Extract all data as written.

===== RECORD LIST

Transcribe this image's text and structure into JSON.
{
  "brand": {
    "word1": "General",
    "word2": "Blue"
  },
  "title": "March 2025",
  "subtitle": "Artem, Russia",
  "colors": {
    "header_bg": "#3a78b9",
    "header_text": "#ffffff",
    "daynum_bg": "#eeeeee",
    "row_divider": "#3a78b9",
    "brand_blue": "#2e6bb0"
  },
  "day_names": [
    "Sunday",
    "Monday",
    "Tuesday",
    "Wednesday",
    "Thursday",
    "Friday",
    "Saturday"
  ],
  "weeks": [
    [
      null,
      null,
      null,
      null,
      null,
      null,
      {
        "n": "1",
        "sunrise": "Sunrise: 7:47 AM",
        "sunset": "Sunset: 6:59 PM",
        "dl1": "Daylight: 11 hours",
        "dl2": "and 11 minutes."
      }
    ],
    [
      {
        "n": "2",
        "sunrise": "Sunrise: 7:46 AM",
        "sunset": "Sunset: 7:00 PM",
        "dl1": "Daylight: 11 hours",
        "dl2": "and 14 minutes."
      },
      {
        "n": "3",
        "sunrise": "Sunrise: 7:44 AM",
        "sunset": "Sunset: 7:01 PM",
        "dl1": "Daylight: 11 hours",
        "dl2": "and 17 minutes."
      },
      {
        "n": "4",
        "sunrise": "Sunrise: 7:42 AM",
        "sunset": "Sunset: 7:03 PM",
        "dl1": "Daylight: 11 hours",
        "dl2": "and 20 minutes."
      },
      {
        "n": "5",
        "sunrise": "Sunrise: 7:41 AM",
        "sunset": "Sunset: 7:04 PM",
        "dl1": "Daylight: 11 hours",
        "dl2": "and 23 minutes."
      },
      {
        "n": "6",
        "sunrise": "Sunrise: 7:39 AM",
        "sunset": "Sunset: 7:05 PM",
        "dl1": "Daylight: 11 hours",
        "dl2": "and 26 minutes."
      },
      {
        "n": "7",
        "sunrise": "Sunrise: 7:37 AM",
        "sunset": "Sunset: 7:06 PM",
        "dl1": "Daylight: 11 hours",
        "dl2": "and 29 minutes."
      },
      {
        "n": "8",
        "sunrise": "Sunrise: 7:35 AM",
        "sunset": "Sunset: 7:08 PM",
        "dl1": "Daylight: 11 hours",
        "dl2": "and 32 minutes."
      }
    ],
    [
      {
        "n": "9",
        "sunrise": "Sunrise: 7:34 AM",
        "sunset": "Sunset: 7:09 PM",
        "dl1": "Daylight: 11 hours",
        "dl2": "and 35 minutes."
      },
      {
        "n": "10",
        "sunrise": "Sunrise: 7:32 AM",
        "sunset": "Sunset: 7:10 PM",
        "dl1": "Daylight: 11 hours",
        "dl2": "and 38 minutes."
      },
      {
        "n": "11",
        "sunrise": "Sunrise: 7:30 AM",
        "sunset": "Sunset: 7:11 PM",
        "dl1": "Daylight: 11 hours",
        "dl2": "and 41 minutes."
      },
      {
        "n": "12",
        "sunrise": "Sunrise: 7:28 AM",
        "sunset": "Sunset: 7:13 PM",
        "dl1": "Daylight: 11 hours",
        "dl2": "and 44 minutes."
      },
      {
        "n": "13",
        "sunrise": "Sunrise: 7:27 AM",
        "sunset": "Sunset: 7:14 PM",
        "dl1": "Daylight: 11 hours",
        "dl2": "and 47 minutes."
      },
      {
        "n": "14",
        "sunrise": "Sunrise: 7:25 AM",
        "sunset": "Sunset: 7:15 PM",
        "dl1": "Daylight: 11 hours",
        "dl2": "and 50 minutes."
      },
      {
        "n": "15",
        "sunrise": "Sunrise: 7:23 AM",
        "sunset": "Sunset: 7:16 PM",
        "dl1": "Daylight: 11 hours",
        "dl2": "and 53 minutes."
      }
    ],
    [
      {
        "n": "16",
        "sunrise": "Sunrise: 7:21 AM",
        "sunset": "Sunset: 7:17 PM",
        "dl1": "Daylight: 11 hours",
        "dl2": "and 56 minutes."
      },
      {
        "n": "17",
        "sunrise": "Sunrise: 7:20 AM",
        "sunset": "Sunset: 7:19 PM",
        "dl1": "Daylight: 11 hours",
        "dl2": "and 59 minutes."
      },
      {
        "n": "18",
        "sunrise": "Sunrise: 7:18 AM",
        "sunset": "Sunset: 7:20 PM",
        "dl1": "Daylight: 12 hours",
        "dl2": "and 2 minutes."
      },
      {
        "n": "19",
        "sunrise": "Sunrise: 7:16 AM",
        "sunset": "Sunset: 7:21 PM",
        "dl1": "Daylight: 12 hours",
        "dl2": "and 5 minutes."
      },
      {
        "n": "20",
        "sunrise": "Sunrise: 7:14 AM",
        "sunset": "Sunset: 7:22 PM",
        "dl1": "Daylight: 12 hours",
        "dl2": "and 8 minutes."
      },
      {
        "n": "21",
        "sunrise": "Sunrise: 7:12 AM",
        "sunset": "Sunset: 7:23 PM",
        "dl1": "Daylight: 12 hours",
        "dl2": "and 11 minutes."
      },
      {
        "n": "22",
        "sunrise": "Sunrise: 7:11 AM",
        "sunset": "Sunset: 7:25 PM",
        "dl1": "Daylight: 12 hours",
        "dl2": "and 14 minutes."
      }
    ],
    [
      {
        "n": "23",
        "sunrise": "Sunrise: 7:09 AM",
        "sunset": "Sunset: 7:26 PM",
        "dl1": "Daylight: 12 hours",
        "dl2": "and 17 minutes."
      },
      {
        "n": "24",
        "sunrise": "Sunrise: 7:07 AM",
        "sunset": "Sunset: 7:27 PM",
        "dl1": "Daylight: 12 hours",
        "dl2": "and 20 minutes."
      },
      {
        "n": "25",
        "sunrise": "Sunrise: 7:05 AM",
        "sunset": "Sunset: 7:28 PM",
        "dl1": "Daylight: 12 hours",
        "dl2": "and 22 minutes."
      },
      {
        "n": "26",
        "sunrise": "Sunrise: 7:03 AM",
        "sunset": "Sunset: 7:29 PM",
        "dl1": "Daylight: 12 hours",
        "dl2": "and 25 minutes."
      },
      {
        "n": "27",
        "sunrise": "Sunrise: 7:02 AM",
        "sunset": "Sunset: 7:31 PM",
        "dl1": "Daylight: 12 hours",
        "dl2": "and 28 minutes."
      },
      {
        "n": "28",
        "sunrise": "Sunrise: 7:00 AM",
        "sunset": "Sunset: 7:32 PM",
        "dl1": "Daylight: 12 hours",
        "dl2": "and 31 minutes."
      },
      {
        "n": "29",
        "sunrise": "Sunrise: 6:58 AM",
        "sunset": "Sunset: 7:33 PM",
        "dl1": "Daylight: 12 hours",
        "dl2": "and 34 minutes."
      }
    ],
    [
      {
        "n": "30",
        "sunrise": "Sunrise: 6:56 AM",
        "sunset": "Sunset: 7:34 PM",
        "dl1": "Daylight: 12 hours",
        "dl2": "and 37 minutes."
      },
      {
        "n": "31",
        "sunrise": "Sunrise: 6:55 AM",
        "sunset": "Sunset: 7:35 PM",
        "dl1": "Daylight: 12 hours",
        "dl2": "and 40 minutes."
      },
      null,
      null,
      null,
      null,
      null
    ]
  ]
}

==========

- _WRITTEN REPLY_
Transcribe this image's text and structure into JSON.
{
  "brand": {
    "word1": "General",
    "word2": "Blue"
  },
  "title": "March 2025",
  "subtitle": "Artem, Russia",
  "colors": {
    "header_bg": "#3a78b9",
    "header_text": "#ffffff",
    "daynum_bg": "#eeeeee",
    "row_divider": "#3a78b9",
    "brand_blue": "#2e6bb0"
  },
  "day_names": [
    "Sunday",
    "Monday",
    "Tuesday",
    "Wednesday",
    "Thursday",
    "Friday",
    "Saturday"
  ],
  "weeks": [
    [
      null,
      null,
      null,
      null,
      null,
      null,
      {
        "n": "1",
        "sunrise": "Sunrise: 7:47 AM",
        "sunset": "Sunset: 6:59 PM",
        "dl1": "Daylight: 11 hours",
        "dl2": "and 11 minutes."
      }
    ],
    [
      {
        "n": "2",
        "sunrise": "Sunrise: 7:46 AM",
        "sunset": "Sunset: 7:00 PM",
        "dl1": "Daylight: 11 hours",
        "dl2": "and 14 minutes."
      },
      {
        "n": "3",
        "sunrise": "Sunrise: 7:44 AM",
        "sunset": "Sunset: 7:01 PM",
        "dl1": "Daylight: 11 hours",
        "dl2": "and 17 minutes."
      },
      {
        "n": "4",
        "sunrise": "Sunrise: 7:42 AM",
        "sunset": "Sunset: 7:03 PM",
        "dl1": "Daylight: 11 hours",
        "dl2": "and 20 minutes."
      },
      {
        "n": "5",
        "sunrise": "Sunrise: 7:41 AM",
        "sunset": "Sunset: 7:04 PM",
        "dl1": "Daylight: 11 hours",
        "dl2": "and 23 minutes."
      },
      {
        "n": "6",
        "sunrise": "Sunrise: 7:39 AM",
        "sunset": "Sunset: 7:05 PM",
        "dl1": "Daylight: 11 hours",
        "dl2": "and 26 minutes."
      },
      {
        "n": "7",
        "sunrise": "Sunrise: 7:37 AM",
        "sunset": "Sunset: 7:06 PM",
        "dl1": "Daylight: 11 hours",
        "dl2": "and 29 minutes."
      },
      {
        "n": "8",
        "sunrise": "Sunrise: 7:35 AM",
        "sunset": "Sunset: 7:08 PM",
        "dl1": "Daylight: 11 hours",
        "dl2": "and 32 minutes."
      }
    ],
    [
      {
        "n": "9",
        "sunrise": "Sunrise: 7:34 AM",
        "sunset": "Sunset: 7:09 PM",
        "dl1": "Daylight: 11 hours",
        "dl2": "and 35 minutes."
      },
      {
        "n": "10",
        "sunrise": "Sunrise: 7:32 AM",
        "sunset": "Sunset: 7:10 PM",
        "dl1": "Daylight: 11 hours",
        "dl2": "and 38 minutes."
      },
      {
        "n": "11",
        "sunrise": "Sunrise: 7:30 AM",
        "sunset": "Sunset: 7:11 PM",
        "dl1": "Daylight: 11 hours",
        "dl2": "and 41 minutes."
      },
      {
        "n": "12",
        "sunrise": "Sunrise: 7:28 AM",
        "sunset": "Sunset: 7:13 PM",
        "dl1": "Daylight: 11 hours",
        "dl2": "and 44 minutes."
      },
      {
        "n": "13",
        "sunrise": "Sunrise: 7:27 AM",
        "sunset": "Sunset: 7:14 PM",
        "dl1": "Daylight: 11 hours",
        "dl2": "and 47 minutes."
      },
      {
        "n": "14",
        "sunrise": "Sunrise: 7:25 AM",
        "sunset": "Sunset: 7:15 PM",
        "dl1": "Daylight: 11 hours",
        "dl2": "and 50 minutes."
      },
      {
        "n": "15",
        "sunrise": "Sunrise: 7:23 AM",
        "sunset": "Sunset: 7:16 PM",
        "dl1": "Daylight: 11 hours",
        "dl2": "and 53 minutes."
      }
    ],
    [
      {
        "n": "16",
        "sunrise": "Sunrise: 7:21 AM",
        "sunset": "Sunset: 7:17 PM",
        "dl1": "Daylight: 11 hours",
        "dl2": "and 56 minutes."
      },
      {
        "n": "17",
        "sunrise": "Sunrise: 7:20 AM",
        "sunset": "Sunset: 7:19 PM",
        "dl1": "Daylight: 11 hours",
        "dl2": "and 59 minutes."
      },
      {
        "n": "18",
        "sunrise": "Sunrise: 7:18 AM",
        "sunset": "Sunset: 7:20 PM",
        "dl1": "Daylight: 12 hours",
        "dl2": "and 2 minutes."
      },
      {
        "n": "19",
        "sunrise": "Sunrise: 7:16 AM",
        "sunset": "Sunset: 7:21 PM",
        "dl1": "Daylight: 12 hours",
        "dl2": "and 5 minutes."
      },
      {
        "n": "20",
        "sunrise": "Sunrise: 7:14 AM",
        "sunset": "Sunset: 7:22 PM",
        "dl1": "Daylight: 12 hours",
        "dl2": "and 8 minutes."
      },
      {
        "n": "21",
        "sunrise": "Sunrise: 7:12 AM",
        "sunset": "Sunset: 7:23 PM",
        "dl1": "Daylight: 12 hours",
        "dl2": "and 11 minutes."
      },
      {
        "n": "22",
        "sunrise": "Sunrise: 7:11 AM",
        "sunset": "Sunset: 7:25 PM",
        "dl1": "Daylight: 12 hours",
        "dl2": "and 14 minutes."
      }
    ],
    [
      {
        "n": "23",
        "sunrise": "Sunrise: 7:09 AM",
        "sunset": "Sunset: 7:26 PM",
        "dl1": "Daylight: 12 hours",
        "dl2": "and 17 minutes."
      },
      {
        "n": "24",
        "sunrise": "Sunrise: 7:07 AM",
        "sunset": "Sunset: 7:27 PM",
        "dl1": "Daylight: 12 hours",
        "dl2": "and 20 minutes."
      },
      {
        "n": "25",
        "sunrise": "Sunrise: 7:05 AM",
        "sunset": "Sunset: 7:28 PM",
        "dl1": "Daylight: 12 hours",
        "dl2": "and 22 minutes."
      },
      {
        "n": "26",
        "sunrise": "Sunrise: 7:03 AM",
        "sunset": "Sunset: 7:29 PM",
        "dl1": "Daylight: 12 hours",
        "dl2": "and 25 minutes."
      },
      {
        "n": "27",
        "sunrise": "Sunrise: 7:02 AM",
        "sunset": "Sunset: 7:31 PM",
        "dl1": "Daylight: 12 hours",
        "dl2": "and 28 minutes."
      },
      {
        "n": "28",
        "sunrise": "Sunrise: 7:00 AM",
        "sunset": "Sunset: 7:32 PM",
        "dl1": "Daylight: 12 hours",
        "dl2": "and 31 minutes."
      },
      {
        "n": "29",
        "sunrise": "Sunrise: 6:58 AM",
        "sunset": "Sunset: 7:33 PM",
        "dl1": "Daylight: 12 hours",
        "dl2": "and 34 minutes."
      }
    ],
    [
      {
        "n": "30",
        "sunrise": "Sunrise: 6:56 AM",
        "sunset": "Sunset: 7:34 PM",
        "dl1": "Daylight: 12 hours",
        "dl2": "and 37 minutes."
      },
      {
        "n": "31",
        "sunrise": "Sunrise: 6:55 AM",
        "sunset": "Sunset: 7:35 PM",
        "dl1": "Daylight: 12 hours",
        "dl2": "and 40 minutes."
      },
      null,
      null,
      null,
      null,
      null
    ]
  ]
}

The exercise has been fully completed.